> [What is expected]: Retype each record shown below, leaving every character as it is.

> [Exercise inputs]:
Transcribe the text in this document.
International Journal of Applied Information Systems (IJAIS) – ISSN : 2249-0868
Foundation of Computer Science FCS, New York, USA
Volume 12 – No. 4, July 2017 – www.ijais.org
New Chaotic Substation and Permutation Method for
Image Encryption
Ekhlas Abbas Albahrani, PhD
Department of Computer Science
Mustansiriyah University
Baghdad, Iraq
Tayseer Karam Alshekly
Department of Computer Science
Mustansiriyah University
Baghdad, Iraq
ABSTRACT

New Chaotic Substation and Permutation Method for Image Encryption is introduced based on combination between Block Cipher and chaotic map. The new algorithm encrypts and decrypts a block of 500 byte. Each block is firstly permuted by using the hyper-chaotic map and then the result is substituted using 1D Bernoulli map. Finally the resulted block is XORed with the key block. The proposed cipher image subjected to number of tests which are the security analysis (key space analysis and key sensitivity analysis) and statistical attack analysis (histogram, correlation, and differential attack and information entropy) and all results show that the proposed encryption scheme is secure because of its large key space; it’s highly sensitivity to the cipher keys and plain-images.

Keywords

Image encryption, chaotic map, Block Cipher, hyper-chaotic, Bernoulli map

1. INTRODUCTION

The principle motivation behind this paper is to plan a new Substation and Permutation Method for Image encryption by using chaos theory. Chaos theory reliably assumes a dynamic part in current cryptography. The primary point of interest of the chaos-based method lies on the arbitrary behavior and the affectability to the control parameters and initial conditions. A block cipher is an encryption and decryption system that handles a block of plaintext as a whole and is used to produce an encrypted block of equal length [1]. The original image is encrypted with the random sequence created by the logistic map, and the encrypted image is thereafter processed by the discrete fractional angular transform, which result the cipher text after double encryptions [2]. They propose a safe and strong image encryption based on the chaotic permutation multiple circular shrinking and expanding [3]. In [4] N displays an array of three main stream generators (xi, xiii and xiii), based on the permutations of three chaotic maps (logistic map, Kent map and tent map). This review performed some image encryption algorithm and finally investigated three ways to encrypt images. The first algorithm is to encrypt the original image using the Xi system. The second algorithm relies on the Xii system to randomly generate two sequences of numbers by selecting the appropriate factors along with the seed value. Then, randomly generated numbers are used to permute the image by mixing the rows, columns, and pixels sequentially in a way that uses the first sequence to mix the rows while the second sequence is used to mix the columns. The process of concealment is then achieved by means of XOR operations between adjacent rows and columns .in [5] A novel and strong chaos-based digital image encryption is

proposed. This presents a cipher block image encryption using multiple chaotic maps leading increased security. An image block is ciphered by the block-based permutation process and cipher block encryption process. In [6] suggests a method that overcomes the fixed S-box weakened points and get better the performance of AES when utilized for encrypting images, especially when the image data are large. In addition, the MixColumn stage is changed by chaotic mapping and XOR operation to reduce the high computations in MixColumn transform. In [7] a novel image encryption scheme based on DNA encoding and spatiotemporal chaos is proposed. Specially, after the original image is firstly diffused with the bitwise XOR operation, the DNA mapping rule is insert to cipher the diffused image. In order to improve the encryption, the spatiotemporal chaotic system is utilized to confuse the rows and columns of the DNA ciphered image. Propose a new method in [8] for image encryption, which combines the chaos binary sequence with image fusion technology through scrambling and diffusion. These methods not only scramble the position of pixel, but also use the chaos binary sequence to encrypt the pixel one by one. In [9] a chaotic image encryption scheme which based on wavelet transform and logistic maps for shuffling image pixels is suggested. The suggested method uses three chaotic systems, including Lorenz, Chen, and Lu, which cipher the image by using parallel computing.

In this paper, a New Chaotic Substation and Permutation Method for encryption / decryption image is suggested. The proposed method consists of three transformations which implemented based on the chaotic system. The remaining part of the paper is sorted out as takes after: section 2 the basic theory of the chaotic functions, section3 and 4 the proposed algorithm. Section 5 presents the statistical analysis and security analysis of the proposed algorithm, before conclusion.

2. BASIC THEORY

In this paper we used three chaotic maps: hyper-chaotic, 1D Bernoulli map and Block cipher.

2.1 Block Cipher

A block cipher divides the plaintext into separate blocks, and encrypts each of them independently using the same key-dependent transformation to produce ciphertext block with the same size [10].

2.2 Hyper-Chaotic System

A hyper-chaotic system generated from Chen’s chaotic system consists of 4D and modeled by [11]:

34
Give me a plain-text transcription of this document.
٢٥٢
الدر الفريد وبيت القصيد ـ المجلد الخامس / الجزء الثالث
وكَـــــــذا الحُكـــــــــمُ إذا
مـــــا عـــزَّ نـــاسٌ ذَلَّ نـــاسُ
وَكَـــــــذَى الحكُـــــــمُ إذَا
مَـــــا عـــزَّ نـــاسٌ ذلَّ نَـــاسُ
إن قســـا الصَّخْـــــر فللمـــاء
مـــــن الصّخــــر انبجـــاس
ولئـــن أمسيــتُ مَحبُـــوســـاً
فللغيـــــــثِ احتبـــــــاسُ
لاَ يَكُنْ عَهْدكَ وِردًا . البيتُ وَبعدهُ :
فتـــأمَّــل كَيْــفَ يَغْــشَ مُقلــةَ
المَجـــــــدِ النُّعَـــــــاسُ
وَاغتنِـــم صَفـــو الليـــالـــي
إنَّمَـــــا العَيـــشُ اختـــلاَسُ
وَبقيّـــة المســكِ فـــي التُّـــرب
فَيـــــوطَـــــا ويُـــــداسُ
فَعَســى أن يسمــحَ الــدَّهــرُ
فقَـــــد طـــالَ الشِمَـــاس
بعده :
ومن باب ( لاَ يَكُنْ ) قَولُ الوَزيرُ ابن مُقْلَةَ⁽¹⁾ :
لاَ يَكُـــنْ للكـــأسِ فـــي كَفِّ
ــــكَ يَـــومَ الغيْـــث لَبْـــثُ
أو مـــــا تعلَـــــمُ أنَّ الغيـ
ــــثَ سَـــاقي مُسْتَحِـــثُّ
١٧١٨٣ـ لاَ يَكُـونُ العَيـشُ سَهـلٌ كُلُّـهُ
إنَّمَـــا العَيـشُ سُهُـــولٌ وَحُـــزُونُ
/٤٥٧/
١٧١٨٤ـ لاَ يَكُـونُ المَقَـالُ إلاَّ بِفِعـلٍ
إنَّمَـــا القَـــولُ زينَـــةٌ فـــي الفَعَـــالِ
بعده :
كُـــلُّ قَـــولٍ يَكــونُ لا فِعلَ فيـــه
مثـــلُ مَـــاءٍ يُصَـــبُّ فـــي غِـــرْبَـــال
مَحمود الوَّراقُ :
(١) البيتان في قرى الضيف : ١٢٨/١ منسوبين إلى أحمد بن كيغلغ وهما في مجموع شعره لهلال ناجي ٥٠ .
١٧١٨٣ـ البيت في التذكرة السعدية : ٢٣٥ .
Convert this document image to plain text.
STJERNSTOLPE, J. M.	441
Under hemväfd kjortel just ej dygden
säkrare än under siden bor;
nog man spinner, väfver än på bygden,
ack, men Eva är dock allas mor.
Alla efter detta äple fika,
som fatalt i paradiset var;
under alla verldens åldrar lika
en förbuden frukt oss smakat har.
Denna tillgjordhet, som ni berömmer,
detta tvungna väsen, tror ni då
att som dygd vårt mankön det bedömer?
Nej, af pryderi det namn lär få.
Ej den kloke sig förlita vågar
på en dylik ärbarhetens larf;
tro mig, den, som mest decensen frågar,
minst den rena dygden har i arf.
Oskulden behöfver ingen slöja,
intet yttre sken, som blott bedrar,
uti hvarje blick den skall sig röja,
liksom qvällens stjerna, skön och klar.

> [Response to the task]:
Transcribe the text in this document.
International Journal of Applied Information Systems (IJAIS) – ISSN : 2249-0868
Foundation of Computer Science FCS, New York, USA
Volume 12 – No. 4, July 2017 – www.ijais.org
New Chaotic Substation and Permutation Method for
Image Encryption
Ekhlas Abbas Albahrani, PhD
Department of Computer Science
Mustansiriyah University
Baghdad, Iraq
Tayseer Karam Alshekly
Department of Computer Science
Mustansiriyah University
Baghdad, Iraq
ABSTRACT

New Chaotic Substation and Permutation Method for Image Encryption is introduced based on combination between Block Cipher and chaotic map. The new algorithm encrypts and decrypts a block of 500 byte. Each block is firstly permuted by using the hyper-chaotic map and then the result is substituted using 1D Bernoulli map. Finally the resulted block is XORed with the key block. The proposed cipher image subjected to number of tests which are the security analysis (key space analysis and key sensitivity analysis) and statistical attack analysis (histogram, correlation, and differential attack and information entropy) and all results show that the proposed encryption scheme is secure because of its large key space; it’s highly sensitivity to the cipher keys and plain-images.

Keywords

Image encryption, chaotic map, Block Cipher, hyper-chaotic, Bernoulli map

1. INTRODUCTION

The principle motivation behind this paper is to plan a new Substation and Permutation Method for Image encryption by using chaos theory. Chaos theory reliably assumes a dynamic part in current cryptography. The primary point of interest of the chaos-based method lies on the arbitrary behavior and the affectability to the control parameters and initial conditions. A block cipher is an encryption and decryption system that handles a block of plaintext as a whole and is used to produce an encrypted block of equal length [1]. The original image is encrypted with the random sequence created by the logistic map, and the encrypted image is thereafter processed by the discrete fractional angular transform, which result the cipher text after double encryptions [2]. They propose a safe and strong image encryption based on the chaotic permutation multiple circular shrinking and expanding [3]. In [4] N displays an array of three main stream generators (xi, xiii and xiii), based on the permutations of three chaotic maps (logistic map, Kent map and tent map). This review performed some image encryption algorithm and finally investigated three ways to encrypt images. The first algorithm is to encrypt the original image using the Xi system. The second algorithm relies on the Xii system to randomly generate two sequences of numbers by selecting the appropriate factors along with the seed value. Then, randomly generated numbers are used to permute the image by mixing the rows, columns, and pixels sequentially in a way that uses the first sequence to mix the rows while the second sequence is used to mix the columns. The process of concealment is then achieved by means of XOR operations between adjacent rows and columns .in [5] A novel and strong chaos-based digital image encryption is

proposed. This presents a cipher block image encryption using multiple chaotic maps leading increased security. An image block is ciphered by the block-based permutation process and cipher block encryption process. In [6] suggests a method that overcomes the fixed S-box weakened points and get better the performance of AES when utilized for encrypting images, especially when the image data are large. In addition, the MixColumn stage is changed by chaotic mapping and XOR operation to reduce the high computations in MixColumn transform. In [7] a novel image encryption scheme based on DNA encoding and spatiotemporal chaos is proposed. Specially, after the original image is firstly diffused with the bitwise XOR operation, the DNA mapping rule is insert to cipher the diffused image. In order to improve the encryption, the spatiotemporal chaotic system is utilized to confuse the rows and columns of the DNA ciphered image. Propose a new method in [8] for image encryption, which combines the chaos binary sequence with image fusion technology through scrambling and diffusion. These methods not only scramble the position of pixel, but also use the chaos binary sequence to encrypt the pixel one by one. In [9] a chaotic image encryption scheme which based on wavelet transform and logistic maps for shuffling image pixels is suggested. The suggested method uses three chaotic systems, including Lorenz, Chen, and Lu, which cipher the image by using parallel computing.

In this paper, a New Chaotic Substation and Permutation Method for encryption / decryption image is suggested. The proposed method consists of three transformations which implemented based on the chaotic system. The remaining part of the paper is sorted out as takes after: section 2 the basic theory of the chaotic functions, section3 and 4 the proposed algorithm. Section 5 presents the statistical analysis and security analysis of the proposed algorithm, before conclusion.

2. BASIC THEORY

In this paper we used three chaotic maps: hyper-chaotic, 1D Bernoulli map and Block cipher.

2.1 Block Cipher

A block cipher divides the plaintext into separate blocks, and encrypts each of them independently using the same key-dependent transformation to produce ciphertext block with the same size [10].

2.2 Hyper-Chaotic System

A hyper-chaotic system generated from Chen’s chaotic system consists of 4D and modeled by [11]:

34
Give me a plain-text transcription of this document.
٢٥٢
الدر الفريد وبيت القصيد ـ المجلد الخامس / الجزء الثالث
وكَـــــــذا الحُكـــــــــمُ إذا
مـــــا عـــزَّ نـــاسٌ ذَلَّ نـــاسُ
وَكَـــــــذَى الحكُـــــــمُ إذَا
مَـــــا عـــزَّ نـــاسٌ ذلَّ نَـــاسُ
إن قســـا الصَّخْـــــر فللمـــاء
مـــــن الصّخــــر انبجـــاس
ولئـــن أمسيــتُ مَحبُـــوســـاً
فللغيـــــــثِ احتبـــــــاسُ
لاَ يَكُنْ عَهْدكَ وِردًا . البيتُ وَبعدهُ :
فتـــأمَّــل كَيْــفَ يَغْــشَ مُقلــةَ
المَجـــــــدِ النُّعَـــــــاسُ
وَاغتنِـــم صَفـــو الليـــالـــي
إنَّمَـــــا العَيـــشُ اختـــلاَسُ
وَبقيّـــة المســكِ فـــي التُّـــرب
فَيـــــوطَـــــا ويُـــــداسُ
فَعَســى أن يسمــحَ الــدَّهــرُ
فقَـــــد طـــالَ الشِمَـــاس
بعده :
ومن باب ( لاَ يَكُنْ ) قَولُ الوَزيرُ ابن مُقْلَةَ⁽¹⁾ :
لاَ يَكُـــنْ للكـــأسِ فـــي كَفِّ
ــــكَ يَـــومَ الغيْـــث لَبْـــثُ
أو مـــــا تعلَـــــمُ أنَّ الغيـ
ــــثَ سَـــاقي مُسْتَحِـــثُّ
١٧١٨٣ـ لاَ يَكُـونُ العَيـشُ سَهـلٌ كُلُّـهُ
إنَّمَـــا العَيـشُ سُهُـــولٌ وَحُـــزُونُ
/٤٥٧/
١٧١٨٤ـ لاَ يَكُـونُ المَقَـالُ إلاَّ بِفِعـلٍ
إنَّمَـــا القَـــولُ زينَـــةٌ فـــي الفَعَـــالِ
بعده :
كُـــلُّ قَـــولٍ يَكــونُ لا فِعلَ فيـــه
مثـــلُ مَـــاءٍ يُصَـــبُّ فـــي غِـــرْبَـــال
مَحمود الوَّراقُ :
(١) البيتان في قرى الضيف : ١٢٨/١ منسوبين إلى أحمد بن كيغلغ وهما في مجموع شعره لهلال ناجي ٥٠ .
١٧١٨٣ـ البيت في التذكرة السعدية : ٢٣٥ .
Convert this document image to plain text.
STJERNSTOLPE, J. M.	441
Under hemväfd kjortel just ej dygden
säkrare än under siden bor;
nog man spinner, väfver än på bygden,
ack, men Eva är dock allas mor.
Alla efter detta äple fika,
som fatalt i paradiset var;
under alla verldens åldrar lika
en förbuden frukt oss smakat har.
Denna tillgjordhet, som ni berömmer,
detta tvungna väsen, tror ni då
att som dygd vårt mankön det bedömer?
Nej, af pryderi det namn lär få.
Ej den kloke sig förlita vågar
på en dylik ärbarhetens larf;
tro mig, den, som mest decensen frågar,
minst den rena dygden har i arf.
Oskulden behöfver ingen slöja,
intet yttre sken, som blott bedrar,
uti hvarje blick den skall sig röja,
liksom qvällens stjerna, skön och klar.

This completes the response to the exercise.